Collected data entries
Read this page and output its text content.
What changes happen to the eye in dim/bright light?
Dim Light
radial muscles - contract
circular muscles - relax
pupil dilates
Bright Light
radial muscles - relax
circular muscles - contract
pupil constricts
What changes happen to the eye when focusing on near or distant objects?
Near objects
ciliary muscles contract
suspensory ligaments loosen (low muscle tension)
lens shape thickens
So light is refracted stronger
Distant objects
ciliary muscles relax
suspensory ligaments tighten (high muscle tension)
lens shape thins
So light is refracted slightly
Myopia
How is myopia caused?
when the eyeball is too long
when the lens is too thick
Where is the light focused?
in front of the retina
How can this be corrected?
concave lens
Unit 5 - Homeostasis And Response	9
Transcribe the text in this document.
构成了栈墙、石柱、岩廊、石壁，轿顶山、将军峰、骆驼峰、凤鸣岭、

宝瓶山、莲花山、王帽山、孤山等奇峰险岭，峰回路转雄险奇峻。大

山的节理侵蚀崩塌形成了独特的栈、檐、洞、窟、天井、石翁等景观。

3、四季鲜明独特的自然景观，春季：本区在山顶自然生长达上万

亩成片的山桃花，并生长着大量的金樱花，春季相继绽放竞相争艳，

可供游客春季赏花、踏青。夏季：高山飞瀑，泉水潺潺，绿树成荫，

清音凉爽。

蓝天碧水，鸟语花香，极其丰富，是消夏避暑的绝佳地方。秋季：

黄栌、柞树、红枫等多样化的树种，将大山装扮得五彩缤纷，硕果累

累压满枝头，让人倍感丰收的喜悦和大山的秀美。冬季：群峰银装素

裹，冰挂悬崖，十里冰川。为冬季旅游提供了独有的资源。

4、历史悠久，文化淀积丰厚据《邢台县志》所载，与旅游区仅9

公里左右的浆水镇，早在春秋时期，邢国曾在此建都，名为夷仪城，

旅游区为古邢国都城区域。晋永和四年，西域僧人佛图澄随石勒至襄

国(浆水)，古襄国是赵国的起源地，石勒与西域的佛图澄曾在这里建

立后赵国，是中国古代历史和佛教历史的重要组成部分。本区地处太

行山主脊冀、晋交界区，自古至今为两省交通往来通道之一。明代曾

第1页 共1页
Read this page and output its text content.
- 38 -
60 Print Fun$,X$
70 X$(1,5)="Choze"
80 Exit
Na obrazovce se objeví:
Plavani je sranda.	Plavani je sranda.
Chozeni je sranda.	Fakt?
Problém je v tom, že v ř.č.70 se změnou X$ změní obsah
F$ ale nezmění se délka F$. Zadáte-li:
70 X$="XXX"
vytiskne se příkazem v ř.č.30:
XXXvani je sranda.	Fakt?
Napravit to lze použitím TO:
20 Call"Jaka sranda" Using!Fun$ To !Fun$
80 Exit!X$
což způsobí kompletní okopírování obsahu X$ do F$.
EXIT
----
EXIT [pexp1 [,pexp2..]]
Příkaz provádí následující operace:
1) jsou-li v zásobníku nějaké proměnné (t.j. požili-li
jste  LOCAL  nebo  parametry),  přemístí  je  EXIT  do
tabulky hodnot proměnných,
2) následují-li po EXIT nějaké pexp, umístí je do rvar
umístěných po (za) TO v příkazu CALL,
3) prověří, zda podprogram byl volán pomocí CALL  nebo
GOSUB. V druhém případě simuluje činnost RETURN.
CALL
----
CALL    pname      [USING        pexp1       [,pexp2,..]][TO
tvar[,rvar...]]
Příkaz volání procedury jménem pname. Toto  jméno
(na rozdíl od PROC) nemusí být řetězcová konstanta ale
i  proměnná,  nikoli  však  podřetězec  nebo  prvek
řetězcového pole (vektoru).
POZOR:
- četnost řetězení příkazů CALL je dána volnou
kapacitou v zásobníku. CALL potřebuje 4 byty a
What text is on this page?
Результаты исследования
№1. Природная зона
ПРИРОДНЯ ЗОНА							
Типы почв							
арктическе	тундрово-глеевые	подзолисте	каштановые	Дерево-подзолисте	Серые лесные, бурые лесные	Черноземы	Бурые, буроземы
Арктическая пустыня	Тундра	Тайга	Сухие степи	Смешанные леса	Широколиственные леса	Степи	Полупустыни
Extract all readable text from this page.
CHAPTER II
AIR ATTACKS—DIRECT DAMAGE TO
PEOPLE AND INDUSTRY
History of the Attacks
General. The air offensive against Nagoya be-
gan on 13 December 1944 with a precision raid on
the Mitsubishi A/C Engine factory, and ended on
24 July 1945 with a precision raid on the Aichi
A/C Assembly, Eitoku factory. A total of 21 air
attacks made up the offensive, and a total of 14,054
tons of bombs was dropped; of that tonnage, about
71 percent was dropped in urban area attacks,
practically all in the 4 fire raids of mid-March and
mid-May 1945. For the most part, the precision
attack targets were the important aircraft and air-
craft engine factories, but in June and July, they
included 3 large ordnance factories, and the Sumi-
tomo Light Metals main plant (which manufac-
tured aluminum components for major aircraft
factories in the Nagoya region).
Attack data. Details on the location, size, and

- [DESCRIPTION OF THE TASK]:
Of the lines above, copy each that contains "happen".

- [PROBLEM SOLUTION]:
What changes happen to the eye in dim/bright light?
What changes happen to the eye when focusing on near or distant objects?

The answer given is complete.